● **WORK TO DO**
Extract the complete listing and repeat it word for word.

● **SUPPLIED MATERIAL**
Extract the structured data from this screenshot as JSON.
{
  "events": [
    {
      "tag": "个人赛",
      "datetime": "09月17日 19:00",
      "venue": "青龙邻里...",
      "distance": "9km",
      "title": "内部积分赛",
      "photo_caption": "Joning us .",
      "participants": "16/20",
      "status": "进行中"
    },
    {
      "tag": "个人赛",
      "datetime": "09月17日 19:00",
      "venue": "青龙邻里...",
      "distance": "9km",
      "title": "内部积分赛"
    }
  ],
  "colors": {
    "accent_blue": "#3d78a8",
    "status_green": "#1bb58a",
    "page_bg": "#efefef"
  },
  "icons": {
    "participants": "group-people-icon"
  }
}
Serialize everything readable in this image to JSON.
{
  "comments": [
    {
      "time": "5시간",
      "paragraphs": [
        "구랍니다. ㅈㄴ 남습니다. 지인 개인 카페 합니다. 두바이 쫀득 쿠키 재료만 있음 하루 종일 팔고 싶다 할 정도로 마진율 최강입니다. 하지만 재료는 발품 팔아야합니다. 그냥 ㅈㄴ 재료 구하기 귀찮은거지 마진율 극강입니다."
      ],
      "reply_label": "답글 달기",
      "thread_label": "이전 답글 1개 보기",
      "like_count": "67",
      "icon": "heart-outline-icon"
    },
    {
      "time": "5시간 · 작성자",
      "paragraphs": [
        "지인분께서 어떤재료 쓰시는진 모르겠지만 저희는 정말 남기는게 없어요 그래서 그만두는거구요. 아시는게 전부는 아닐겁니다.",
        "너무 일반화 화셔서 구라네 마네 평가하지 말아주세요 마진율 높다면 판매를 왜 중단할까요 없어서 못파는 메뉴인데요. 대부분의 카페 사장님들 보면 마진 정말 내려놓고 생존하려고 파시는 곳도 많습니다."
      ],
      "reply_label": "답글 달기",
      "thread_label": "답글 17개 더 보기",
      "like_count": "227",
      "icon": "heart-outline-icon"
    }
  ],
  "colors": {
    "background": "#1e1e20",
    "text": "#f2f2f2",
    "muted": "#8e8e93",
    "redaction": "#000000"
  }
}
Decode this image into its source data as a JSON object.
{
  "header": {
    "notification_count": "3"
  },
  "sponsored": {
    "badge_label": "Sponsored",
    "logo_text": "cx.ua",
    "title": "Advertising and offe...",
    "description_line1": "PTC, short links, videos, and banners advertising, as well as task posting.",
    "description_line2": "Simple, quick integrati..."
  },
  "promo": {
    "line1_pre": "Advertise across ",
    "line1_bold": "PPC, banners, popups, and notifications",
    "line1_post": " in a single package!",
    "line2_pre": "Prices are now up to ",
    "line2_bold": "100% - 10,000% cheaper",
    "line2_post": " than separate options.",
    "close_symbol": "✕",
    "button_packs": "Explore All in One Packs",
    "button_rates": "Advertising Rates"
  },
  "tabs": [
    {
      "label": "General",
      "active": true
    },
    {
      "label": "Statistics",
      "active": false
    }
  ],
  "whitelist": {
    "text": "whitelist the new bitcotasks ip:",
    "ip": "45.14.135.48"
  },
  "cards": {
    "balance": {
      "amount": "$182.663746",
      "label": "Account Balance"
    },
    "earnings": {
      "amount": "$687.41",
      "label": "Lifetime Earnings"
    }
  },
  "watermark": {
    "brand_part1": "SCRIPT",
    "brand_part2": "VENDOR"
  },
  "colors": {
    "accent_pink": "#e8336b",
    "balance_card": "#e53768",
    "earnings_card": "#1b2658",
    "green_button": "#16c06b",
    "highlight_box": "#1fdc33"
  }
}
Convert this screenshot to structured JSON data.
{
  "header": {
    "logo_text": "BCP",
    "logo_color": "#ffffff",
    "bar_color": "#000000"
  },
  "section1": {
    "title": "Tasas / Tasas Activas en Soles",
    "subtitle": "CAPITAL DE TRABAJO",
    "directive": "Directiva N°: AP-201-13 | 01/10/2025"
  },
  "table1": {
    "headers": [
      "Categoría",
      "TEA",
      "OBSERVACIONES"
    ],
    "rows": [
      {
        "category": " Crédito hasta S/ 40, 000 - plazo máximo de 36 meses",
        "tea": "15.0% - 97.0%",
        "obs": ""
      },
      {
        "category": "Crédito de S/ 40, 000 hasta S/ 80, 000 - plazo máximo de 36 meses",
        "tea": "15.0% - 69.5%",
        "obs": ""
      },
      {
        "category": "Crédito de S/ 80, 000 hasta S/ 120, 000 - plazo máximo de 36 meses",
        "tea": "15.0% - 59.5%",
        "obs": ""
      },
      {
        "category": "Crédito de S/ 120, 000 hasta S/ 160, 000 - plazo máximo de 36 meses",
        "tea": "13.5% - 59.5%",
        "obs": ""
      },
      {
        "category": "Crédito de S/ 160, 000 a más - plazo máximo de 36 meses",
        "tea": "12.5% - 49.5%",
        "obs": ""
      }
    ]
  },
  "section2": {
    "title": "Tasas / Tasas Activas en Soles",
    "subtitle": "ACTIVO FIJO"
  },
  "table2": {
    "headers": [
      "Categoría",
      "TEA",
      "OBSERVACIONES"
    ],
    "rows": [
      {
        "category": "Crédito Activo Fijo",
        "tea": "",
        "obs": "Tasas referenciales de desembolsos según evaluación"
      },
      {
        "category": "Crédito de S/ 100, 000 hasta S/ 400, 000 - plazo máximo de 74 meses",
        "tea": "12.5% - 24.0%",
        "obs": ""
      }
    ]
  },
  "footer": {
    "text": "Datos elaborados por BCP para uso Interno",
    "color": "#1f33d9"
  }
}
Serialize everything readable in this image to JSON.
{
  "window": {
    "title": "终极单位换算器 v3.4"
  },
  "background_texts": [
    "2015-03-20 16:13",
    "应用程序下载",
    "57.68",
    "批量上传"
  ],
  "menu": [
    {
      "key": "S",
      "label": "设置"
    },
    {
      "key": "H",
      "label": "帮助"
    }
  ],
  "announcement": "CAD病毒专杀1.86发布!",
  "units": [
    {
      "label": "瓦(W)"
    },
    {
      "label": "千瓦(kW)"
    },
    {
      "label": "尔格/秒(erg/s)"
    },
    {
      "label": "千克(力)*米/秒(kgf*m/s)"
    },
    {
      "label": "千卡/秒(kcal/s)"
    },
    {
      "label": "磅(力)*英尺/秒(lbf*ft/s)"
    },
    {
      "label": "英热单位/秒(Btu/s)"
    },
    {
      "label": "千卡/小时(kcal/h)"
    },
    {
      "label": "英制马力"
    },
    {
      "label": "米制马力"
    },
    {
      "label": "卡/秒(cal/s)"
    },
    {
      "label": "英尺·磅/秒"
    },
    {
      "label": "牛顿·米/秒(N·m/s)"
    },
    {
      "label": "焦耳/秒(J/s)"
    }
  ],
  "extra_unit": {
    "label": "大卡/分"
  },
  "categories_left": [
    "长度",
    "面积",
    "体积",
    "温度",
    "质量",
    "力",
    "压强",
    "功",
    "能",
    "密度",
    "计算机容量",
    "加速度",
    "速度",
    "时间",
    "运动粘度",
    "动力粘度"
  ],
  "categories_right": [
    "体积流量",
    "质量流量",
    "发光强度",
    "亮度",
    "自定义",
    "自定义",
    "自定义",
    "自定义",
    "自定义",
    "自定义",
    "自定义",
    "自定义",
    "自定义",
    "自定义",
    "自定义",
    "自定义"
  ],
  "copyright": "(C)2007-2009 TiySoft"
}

● **PROBLEM SOLUTION**
Extract the structured data from this screenshot as JSON.
{
  "events": [
    {
      "tag": "个人赛",
      "datetime": "09月17日 19:00",
      "venue": "青龙邻里...",
      "distance": "9km",
      "title": "内部积分赛",
      "photo_caption": "Joning us .",
      "participants": "16/20",
      "status": "进行中"
    },
    {
      "tag": "个人赛",
      "datetime": "09月17日 19:00",
      "venue": "青龙邻里...",
      "distance": "9km",
      "title": "内部积分赛"
    }
  ],
  "colors": {
    "accent_blue": "#3d78a8",
    "status_green": "#1bb58a",
    "page_bg": "#efefef"
  },
  "icons": {
    "participants": "group-people-icon"
  }
}
Serialize everything readable in this image to JSON.
{
  "comments": [
    {
      "time": "5시간",
      "paragraphs": [
        "구랍니다. ㅈㄴ 남습니다. 지인 개인 카페 합니다. 두바이 쫀득 쿠키 재료만 있음 하루 종일 팔고 싶다 할 정도로 마진율 최강입니다. 하지만 재료는 발품 팔아야합니다. 그냥 ㅈㄴ 재료 구하기 귀찮은거지 마진율 극강입니다."
      ],
      "reply_label": "답글 달기",
      "thread_label": "이전 답글 1개 보기",
      "like_count": "67",
      "icon": "heart-outline-icon"
    },
    {
      "time": "5시간 · 작성자",
      "paragraphs": [
        "지인분께서 어떤재료 쓰시는진 모르겠지만 저희는 정말 남기는게 없어요 그래서 그만두는거구요. 아시는게 전부는 아닐겁니다.",
        "너무 일반화 화셔서 구라네 마네 평가하지 말아주세요 마진율 높다면 판매를 왜 중단할까요 없어서 못파는 메뉴인데요. 대부분의 카페 사장님들 보면 마진 정말 내려놓고 생존하려고 파시는 곳도 많습니다."
      ],
      "reply_label": "답글 달기",
      "thread_label": "답글 17개 더 보기",
      "like_count": "227",
      "icon": "heart-outline-icon"
    }
  ],
  "colors": {
    "background": "#1e1e20",
    "text": "#f2f2f2",
    "muted": "#8e8e93",
    "redaction": "#000000"
  }
}
Decode this image into its source data as a JSON object.
{
  "header": {
    "notification_count": "3"
  },
  "sponsored": {
    "badge_label": "Sponsored",
    "logo_text": "cx.ua",
    "title": "Advertising and offe...",
    "description_line1": "PTC, short links, videos, and banners advertising, as well as task posting.",
    "description_line2": "Simple, quick integrati..."
  },
  "promo": {
    "line1_pre": "Advertise across ",
    "line1_bold": "PPC, banners, popups, and notifications",
    "line1_post": " in a single package!",
    "line2_pre": "Prices are now up to ",
    "line2_bold": "100% - 10,000% cheaper",
    "line2_post": " than separate options.",
    "close_symbol": "✕",
    "button_packs": "Explore All in One Packs",
    "button_rates": "Advertising Rates"
  },
  "tabs": [
    {
      "label": "General",
      "active": true
    },
    {
      "label": "Statistics",
      "active": false
    }
  ],
  "whitelist": {
    "text": "whitelist the new bitcotasks ip:",
    "ip": "45.14.135.48"
  },
  "cards": {
    "balance": {
      "amount": "$182.663746",
      "label": "Account Balance"
    },
    "earnings": {
      "amount": "$687.41",
      "label": "Lifetime Earnings"
    }
  },
  "watermark": {
    "brand_part1": "SCRIPT",
    "brand_part2": "VENDOR"
  },
  "colors": {
    "accent_pink": "#e8336b",
    "balance_card": "#e53768",
    "earnings_card": "#1b2658",
    "green_button": "#16c06b",
    "highlight_box": "#1fdc33"
  }
}
Convert this screenshot to structured JSON data.
{
  "header": {
    "logo_text": "BCP",
    "logo_color": "#ffffff",
    "bar_color": "#000000"
  },
  "section1": {
    "title": "Tasas / Tasas Activas en Soles",
    "subtitle": "CAPITAL DE TRABAJO",
    "directive": "Directiva N°: AP-201-13 | 01/10/2025"
  },
  "table1": {
    "headers": [
      "Categoría",
      "TEA",
      "OBSERVACIONES"
    ],
    "rows": [
      {
        "category": " Crédito hasta S/ 40, 000 - plazo máximo de 36 meses",
        "tea": "15.0% - 97.0%",
        "obs": ""
      },
      {
        "category": "Crédito de S/ 40, 000 hasta S/ 80, 000 - plazo máximo de 36 meses",
        "tea": "15.0% - 69.5%",
        "obs": ""
      },
      {
        "category": "Crédito de S/ 80, 000 hasta S/ 120, 000 - plazo máximo de 36 meses",
        "tea": "15.0% - 59.5%",
        "obs": ""
      },
      {
        "category": "Crédito de S/ 120, 000 hasta S/ 160, 000 - plazo máximo de 36 meses",
        "tea": "13.5% - 59.5%",
        "obs": ""
      },
      {
        "category": "Crédito de S/ 160, 000 a más - plazo máximo de 36 meses",
        "tea": "12.5% - 49.5%",
        "obs": ""
      }
    ]
  },
  "section2": {
    "title": "Tasas / Tasas Activas en Soles",
    "subtitle": "ACTIVO FIJO"
  },
  "table2": {
    "headers": [
      "Categoría",
      "TEA",
      "OBSERVACIONES"
    ],
    "rows": [
      {
        "category": "Crédito Activo Fijo",
        "tea": "",
        "obs": "Tasas referenciales de desembolsos según evaluación"
      },
      {
        "category": "Crédito de S/ 100, 000 hasta S/ 400, 000 - plazo máximo de 74 meses",
        "tea": "12.5% - 24.0%",
        "obs": ""
      }
    ]
  },
  "footer": {
    "text": "Datos elaborados por BCP para uso Interno",
    "color": "#1f33d9"
  }
}
Serialize everything readable in this image to JSON.
{
  "window": {
    "title": "终极单位换算器 v3.4"
  },
  "background_texts": [
    "2015-03-20 16:13",
    "应用程序下载",
    "57.68",
    "批量上传"
  ],
  "menu": [
    {
      "key": "S",
      "label": "设置"
    },
    {
      "key": "H",
      "label": "帮助"
    }
  ],
  "announcement": "CAD病毒专杀1.86发布!",
  "units": [
    {
      "label": "瓦(W)"
    },
    {
      "label": "千瓦(kW)"
    },
    {
      "label": "尔格/秒(erg/s)"
    },
    {
      "label": "千克(力)*米/秒(kgf*m/s)"
    },
    {
      "label": "千卡/秒(kcal/s)"
    },
    {
      "label": "磅(力)*英尺/秒(lbf*ft/s)"
    },
    {
      "label": "英热单位/秒(Btu/s)"
    },
    {
      "label": "千卡/小时(kcal/h)"
    },
    {
      "label": "英制马力"
    },
    {
      "label": "米制马力"
    },
    {
      "label": "卡/秒(cal/s)"
    },
    {
      "label": "英尺·磅/秒"
    },
    {
      "label": "牛顿·米/秒(N·m/s)"
    },
    {
      "label": "焦耳/秒(J/s)"
    }
  ],
  "extra_unit": {
    "label": "大卡/分"
  },
  "categories_left": [
    "长度",
    "面积",
    "体积",
    "温度",
    "质量",
    "力",
    "压强",
    "功",
    "能",
    "密度",
    "计算机容量",
    "加速度",
    "速度",
    "时间",
    "运动粘度",
    "动力粘度"
  ],
  "categories_right": [
    "体积流量",
    "质量流量",
    "发光强度",
    "亮度",
    "自定义",
    "自定义",
    "自定义",
    "自定义",
    "自定义",
    "自定义",
    "自定义",
    "自定义",
    "自定义",
    "自定义",
    "自定义",
    "自定义"
  ],
  "copyright": "(C)2007-2009 TiySoft"
}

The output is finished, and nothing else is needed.